[QUESTIONS ON THE MATERIAL]:
1/ List every distinct work cited in the passage on anti PD-1 dosing, giving the authors and year of each.
2/ For each statement, say yes or no according to the passage on anti PD-1 dosing, and quote the words that decide it: (a) The authors chose a dose of 10 mg/kg. (b) Previous articles reported the half-life of the anti PD-1 antibody used. (c) In the commenters' new data, the high dose was given every 6 weeks.
3/ Extend the passage on anti PD-1 dosing, starting after its final sentence.

[SOURCE PASSAGE]:
------------

The commenters suggest that our experimental design, namely a weekly dosing schedule as opposed to the singular or intermittent dosing schedule previously reported (Baruch et al., 2016; Rosenzweig et al., 2019), may have somehow prevented us from observing a protection from cognitive impairment in our tauopathy mouse model. There is no evidence or scientific basis for such a claim. Various doses of anti PD-1 antibody were used in prior studies, with similar benefits shown with high vs. moderate antibody dose (Rosenzweig et al., 2019). The high dose, 1.5 mg/mouse, was also presented in the commenters' new data in Figure 1 (Baruch and Yoles, 2020; administered every 6 weeks). In addition, we noted that in the Baruch et al. (2016) study, the authors emphasized that “repeated treatment sessions are needed to maintain the beneficial effects on cognition and memory” and for “maintaining a long lasting beneficial effect on disease pathology” (Baruch et al., 2016). We thus specifically chose our dose to be 10 mg/kg, or about 1/5 of the aforementioned highest dose [assuming an average mouse weight of 30 g (1.5 mg/30 g = 50 mg/kg)]. Administering the dose per weight instead of the same dose for each animal should reduce variance in antibody levels between animals, whose weight typically varies by up to 20%. We did not find any information in previous articles regarding the half-life of this, or related anti PD-1 antibodies, but we are aware that the half-life of exogenous antibodies is on average about 2 weeks. Therefore, average circulating antibody levels are likely to be comparable in the Baruch et al. (2016) and Rosenzweig et al. (2019) studies and our report. Moreover, considering the typical half-life of exogenous antibodies, the short anti-PD-1 or anti-PD-L1 treatments used in these previous studies are likely to have resulted in continuous antibody exposure. Both higher doses administered at longer intervals and lower doses given at shorter intervals can lead to similar average circulating antibody levels. It is thus entirely unclear if the former approach has any particular benefits for treating neurodegenerative diseases.

------------

[DATA SHOWN]:
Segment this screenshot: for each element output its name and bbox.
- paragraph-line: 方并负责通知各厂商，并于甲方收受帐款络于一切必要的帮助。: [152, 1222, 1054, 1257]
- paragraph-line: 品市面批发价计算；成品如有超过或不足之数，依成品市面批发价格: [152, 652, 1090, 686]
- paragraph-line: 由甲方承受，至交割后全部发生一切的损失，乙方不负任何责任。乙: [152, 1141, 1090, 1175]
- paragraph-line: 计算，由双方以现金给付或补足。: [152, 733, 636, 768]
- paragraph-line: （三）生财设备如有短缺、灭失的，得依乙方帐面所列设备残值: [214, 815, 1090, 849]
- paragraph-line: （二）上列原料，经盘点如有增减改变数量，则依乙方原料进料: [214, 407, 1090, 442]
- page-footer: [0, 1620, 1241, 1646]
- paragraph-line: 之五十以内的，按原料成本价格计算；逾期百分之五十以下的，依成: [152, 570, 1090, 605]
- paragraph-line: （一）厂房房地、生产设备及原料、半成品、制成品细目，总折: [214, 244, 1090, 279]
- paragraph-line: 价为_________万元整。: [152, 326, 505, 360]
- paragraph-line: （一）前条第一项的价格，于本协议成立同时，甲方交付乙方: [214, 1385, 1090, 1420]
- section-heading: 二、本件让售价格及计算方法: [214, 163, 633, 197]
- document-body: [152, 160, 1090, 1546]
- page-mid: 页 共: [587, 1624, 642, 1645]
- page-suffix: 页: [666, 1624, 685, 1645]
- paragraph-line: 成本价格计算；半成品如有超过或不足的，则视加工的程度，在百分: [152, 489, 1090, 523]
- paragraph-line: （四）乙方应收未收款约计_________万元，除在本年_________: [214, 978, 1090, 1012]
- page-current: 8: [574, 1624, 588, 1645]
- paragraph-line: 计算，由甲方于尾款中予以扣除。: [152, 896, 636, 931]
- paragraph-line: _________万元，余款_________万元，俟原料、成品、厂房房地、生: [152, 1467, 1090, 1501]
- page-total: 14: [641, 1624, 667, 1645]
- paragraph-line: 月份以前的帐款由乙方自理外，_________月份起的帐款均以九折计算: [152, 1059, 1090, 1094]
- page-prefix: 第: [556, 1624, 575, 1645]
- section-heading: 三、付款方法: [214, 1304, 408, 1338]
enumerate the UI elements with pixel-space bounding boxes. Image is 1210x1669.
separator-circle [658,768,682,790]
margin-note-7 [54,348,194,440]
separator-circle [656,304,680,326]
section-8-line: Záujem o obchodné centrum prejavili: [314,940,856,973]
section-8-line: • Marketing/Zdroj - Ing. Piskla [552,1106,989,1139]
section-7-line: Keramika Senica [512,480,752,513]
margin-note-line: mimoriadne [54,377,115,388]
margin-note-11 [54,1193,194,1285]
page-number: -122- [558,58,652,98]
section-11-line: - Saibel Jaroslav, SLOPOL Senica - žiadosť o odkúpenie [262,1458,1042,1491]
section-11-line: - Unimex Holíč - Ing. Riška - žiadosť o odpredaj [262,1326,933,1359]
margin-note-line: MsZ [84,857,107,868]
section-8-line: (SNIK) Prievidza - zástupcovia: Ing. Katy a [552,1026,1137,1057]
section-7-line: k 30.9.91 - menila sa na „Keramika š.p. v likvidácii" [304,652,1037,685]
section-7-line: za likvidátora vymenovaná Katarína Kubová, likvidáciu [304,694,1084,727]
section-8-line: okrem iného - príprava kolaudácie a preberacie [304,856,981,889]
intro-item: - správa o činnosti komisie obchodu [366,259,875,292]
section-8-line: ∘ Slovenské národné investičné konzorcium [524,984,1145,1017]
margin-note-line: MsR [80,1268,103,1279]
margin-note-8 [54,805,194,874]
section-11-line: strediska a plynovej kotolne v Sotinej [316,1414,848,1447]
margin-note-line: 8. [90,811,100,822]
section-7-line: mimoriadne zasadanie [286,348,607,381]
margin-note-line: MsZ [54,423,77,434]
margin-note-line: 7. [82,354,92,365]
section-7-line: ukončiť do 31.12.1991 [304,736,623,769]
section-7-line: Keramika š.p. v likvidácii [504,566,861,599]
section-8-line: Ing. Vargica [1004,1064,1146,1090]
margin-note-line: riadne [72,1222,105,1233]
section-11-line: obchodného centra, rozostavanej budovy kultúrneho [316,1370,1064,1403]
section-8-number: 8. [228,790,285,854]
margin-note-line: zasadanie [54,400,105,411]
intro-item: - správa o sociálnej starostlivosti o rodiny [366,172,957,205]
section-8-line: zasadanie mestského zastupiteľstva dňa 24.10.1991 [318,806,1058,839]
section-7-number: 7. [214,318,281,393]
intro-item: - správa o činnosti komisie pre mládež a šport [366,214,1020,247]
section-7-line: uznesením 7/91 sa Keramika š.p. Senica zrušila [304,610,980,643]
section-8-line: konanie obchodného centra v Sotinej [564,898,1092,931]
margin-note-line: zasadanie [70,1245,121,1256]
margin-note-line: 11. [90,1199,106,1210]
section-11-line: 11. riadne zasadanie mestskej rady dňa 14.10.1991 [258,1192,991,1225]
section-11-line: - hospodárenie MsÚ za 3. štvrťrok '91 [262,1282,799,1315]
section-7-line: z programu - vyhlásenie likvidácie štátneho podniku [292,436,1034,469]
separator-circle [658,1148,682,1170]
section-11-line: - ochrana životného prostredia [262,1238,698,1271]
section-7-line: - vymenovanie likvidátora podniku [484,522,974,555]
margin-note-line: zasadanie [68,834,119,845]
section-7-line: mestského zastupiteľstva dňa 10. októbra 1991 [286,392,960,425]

------------

[RESPONSES BY TASK]:
1/
Baruch et al. (2016)
Rosenzweig et al. (2019)
Baruch and Yoles (2020)

2/
(a) Yes: "We thus specifically chose our dose to be 10 mg/kg"
(b) No: "We did not find any information in previous articles regarding the half-life of this, or related anti PD-1 antibodies"
(c) Yes: "administered every 6 weeks"

3/
In summary, we highlight the evidence, apparently overlooked or unappreciated by the commenters, showing that our experimental design was appropriate for testing our hypothesis, the age of our model was carefully selected based on tauopathy severity, and the mice had no gross motor deficits across multiple quantitative measures. Our dosing regimen was also chosen rationally, based on all existing information, and with no evidence that it is functionally distinct from earlier studies. There is absolutely no confusion that, in our model and experimental conditions, PD-1 checkpoint blockade does not significantly affect cognition or promote tau clearance. Hence, we stand by the title of the article. We wish to emphasize that we do not interpret our results as discrediting or invalidating any prior findings, but to add to existing scientific knowledge. We only suggest, as we did in our article, that further research in this area is warranted.

Author Contributions

All authors listed have made a substantial, direct and intellectual contribution to the work, and approved it for publication.

Funding

This study was supported by NIH grants AG032611 and NS077239.

Conflict of Interest

ES is an inventor on patents on tau immunotherapies that are assigned to NYU. Some of these patents are licensed to H. Lundbeck A/S. None relate to PD-1 inhibition.

The remaining authors declare that the research was conducted in the absence of any commercial or financial relationships that could be construed as a potential conflict of interest.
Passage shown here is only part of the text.